- **GIVEN DATA**:

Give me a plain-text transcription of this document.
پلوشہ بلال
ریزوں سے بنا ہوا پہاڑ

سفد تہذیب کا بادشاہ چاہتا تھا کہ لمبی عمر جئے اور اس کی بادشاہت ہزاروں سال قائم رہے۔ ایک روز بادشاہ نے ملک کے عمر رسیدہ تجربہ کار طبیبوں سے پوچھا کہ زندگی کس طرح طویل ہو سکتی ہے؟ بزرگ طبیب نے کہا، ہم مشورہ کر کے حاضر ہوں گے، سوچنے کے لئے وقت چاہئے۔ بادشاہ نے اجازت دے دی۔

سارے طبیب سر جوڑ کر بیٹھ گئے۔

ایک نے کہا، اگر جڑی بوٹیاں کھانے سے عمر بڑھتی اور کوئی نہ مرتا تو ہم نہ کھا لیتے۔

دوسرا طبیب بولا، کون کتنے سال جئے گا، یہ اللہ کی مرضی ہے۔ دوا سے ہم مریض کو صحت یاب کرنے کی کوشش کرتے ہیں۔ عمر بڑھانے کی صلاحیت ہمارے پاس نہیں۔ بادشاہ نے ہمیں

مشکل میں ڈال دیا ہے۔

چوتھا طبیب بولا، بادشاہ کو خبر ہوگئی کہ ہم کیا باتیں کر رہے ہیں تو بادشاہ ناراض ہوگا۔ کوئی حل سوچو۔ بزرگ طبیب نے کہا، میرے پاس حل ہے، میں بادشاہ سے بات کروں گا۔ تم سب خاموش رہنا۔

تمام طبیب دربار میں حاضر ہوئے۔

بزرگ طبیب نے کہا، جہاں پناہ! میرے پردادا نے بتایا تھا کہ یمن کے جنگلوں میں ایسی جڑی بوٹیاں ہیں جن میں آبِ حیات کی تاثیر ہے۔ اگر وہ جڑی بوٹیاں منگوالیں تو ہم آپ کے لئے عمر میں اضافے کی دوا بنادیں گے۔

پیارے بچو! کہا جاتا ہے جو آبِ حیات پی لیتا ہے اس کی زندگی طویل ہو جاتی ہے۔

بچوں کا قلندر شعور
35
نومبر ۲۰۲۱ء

- **EXERCISE**: Make an exact copy of the listing, including every line.

- **SOLUTION TO THIS TASK**:
Give me a plain-text transcription of this document.
پلوشہ بلال
ریزوں سے بنا ہوا پہاڑ

سفد تہذیب کا بادشاہ چاہتا تھا کہ لمبی عمر جئے اور اس کی بادشاہت ہزاروں سال قائم رہے۔ ایک روز بادشاہ نے ملک کے عمر رسیدہ تجربہ کار طبیبوں سے پوچھا کہ زندگی کس طرح طویل ہو سکتی ہے؟ بزرگ طبیب نے کہا، ہم مشورہ کر کے حاضر ہوں گے، سوچنے کے لئے وقت چاہئے۔ بادشاہ نے اجازت دے دی۔

سارے طبیب سر جوڑ کر بیٹھ گئے۔

ایک نے کہا، اگر جڑی بوٹیاں کھانے سے عمر بڑھتی اور کوئی نہ مرتا تو ہم نہ کھا لیتے۔

دوسرا طبیب بولا، کون کتنے سال جئے گا، یہ اللہ کی مرضی ہے۔ دوا سے ہم مریض کو صحت یاب کرنے کی کوشش کرتے ہیں۔ عمر بڑھانے کی صلاحیت ہمارے پاس نہیں۔ بادشاہ نے ہمیں

مشکل میں ڈال دیا ہے۔

چوتھا طبیب بولا، بادشاہ کو خبر ہوگئی کہ ہم کیا باتیں کر رہے ہیں تو بادشاہ ناراض ہوگا۔ کوئی حل سوچو۔ بزرگ طبیب نے کہا، میرے پاس حل ہے، میں بادشاہ سے بات کروں گا۔ تم سب خاموش رہنا۔

تمام طبیب دربار میں حاضر ہوئے۔

بزرگ طبیب نے کہا، جہاں پناہ! میرے پردادا نے بتایا تھا کہ یمن کے جنگلوں میں ایسی جڑی بوٹیاں ہیں جن میں آبِ حیات کی تاثیر ہے۔ اگر وہ جڑی بوٹیاں منگوالیں تو ہم آپ کے لئے عمر میں اضافے کی دوا بنادیں گے۔

پیارے بچو! کہا جاتا ہے جو آبِ حیات پی لیتا ہے اس کی زندگی طویل ہو جاتی ہے۔

بچوں کا قلندر شعور
35
نومبر ۲۰۲۱ء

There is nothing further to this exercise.